■ Set task: From the listing below, extract each entry exactly as written, minus the images.

===== The records

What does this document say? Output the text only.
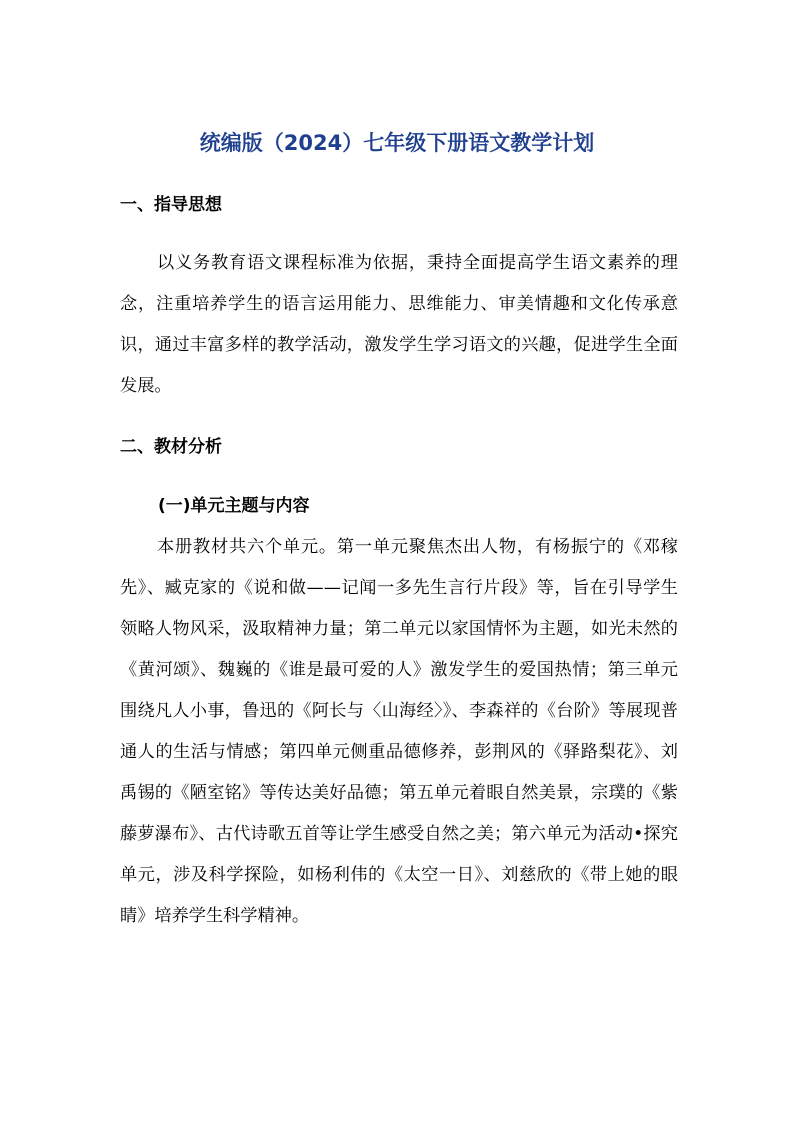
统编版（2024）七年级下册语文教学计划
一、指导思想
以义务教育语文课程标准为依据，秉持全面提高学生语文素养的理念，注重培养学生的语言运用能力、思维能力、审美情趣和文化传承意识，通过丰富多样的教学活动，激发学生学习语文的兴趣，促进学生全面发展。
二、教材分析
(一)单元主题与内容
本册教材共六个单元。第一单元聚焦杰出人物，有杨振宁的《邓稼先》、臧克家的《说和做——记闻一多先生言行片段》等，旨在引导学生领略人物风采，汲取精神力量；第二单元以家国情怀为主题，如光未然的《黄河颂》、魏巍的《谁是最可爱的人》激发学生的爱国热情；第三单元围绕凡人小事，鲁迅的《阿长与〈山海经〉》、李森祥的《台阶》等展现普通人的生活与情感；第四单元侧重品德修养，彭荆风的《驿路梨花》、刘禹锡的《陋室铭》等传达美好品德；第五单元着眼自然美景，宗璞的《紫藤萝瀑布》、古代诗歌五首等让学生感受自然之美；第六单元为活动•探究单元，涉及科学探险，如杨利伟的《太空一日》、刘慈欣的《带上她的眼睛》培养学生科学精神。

==========

■ Output for this task:
What does this document say? Output the text only.
统编版（2024）七年级下册语文教学计划
一、指导思想
以义务教育语文课程标准为依据，秉持全面提高学生语文素养的理念，注重培养学生的语言运用能力、思维能力、审美情趣和文化传承意识，通过丰富多样的教学活动，激发学生学习语文的兴趣，促进学生全面发展。
二、教材分析
(一)单元主题与内容
本册教材共六个单元。第一单元聚焦杰出人物，有杨振宁的《邓稼先》、臧克家的《说和做——记闻一多先生言行片段》等，旨在引导学生领略人物风采，汲取精神力量；第二单元以家国情怀为主题，如光未然的《黄河颂》、魏巍的《谁是最可爱的人》激发学生的爱国热情；第三单元围绕凡人小事，鲁迅的《阿长与〈山海经〉》、李森祥的《台阶》等展现普通人的生活与情感；第四单元侧重品德修养，彭荆风的《驿路梨花》、刘禹锡的《陋室铭》等传达美好品德；第五单元着眼自然美景，宗璞的《紫藤萝瀑布》、古代诗歌五首等让学生感受自然之美；第六单元为活动•探究单元，涉及科学探险，如杨利伟的《太空一日》、刘慈欣的《带上她的眼睛》培养学生科学精神。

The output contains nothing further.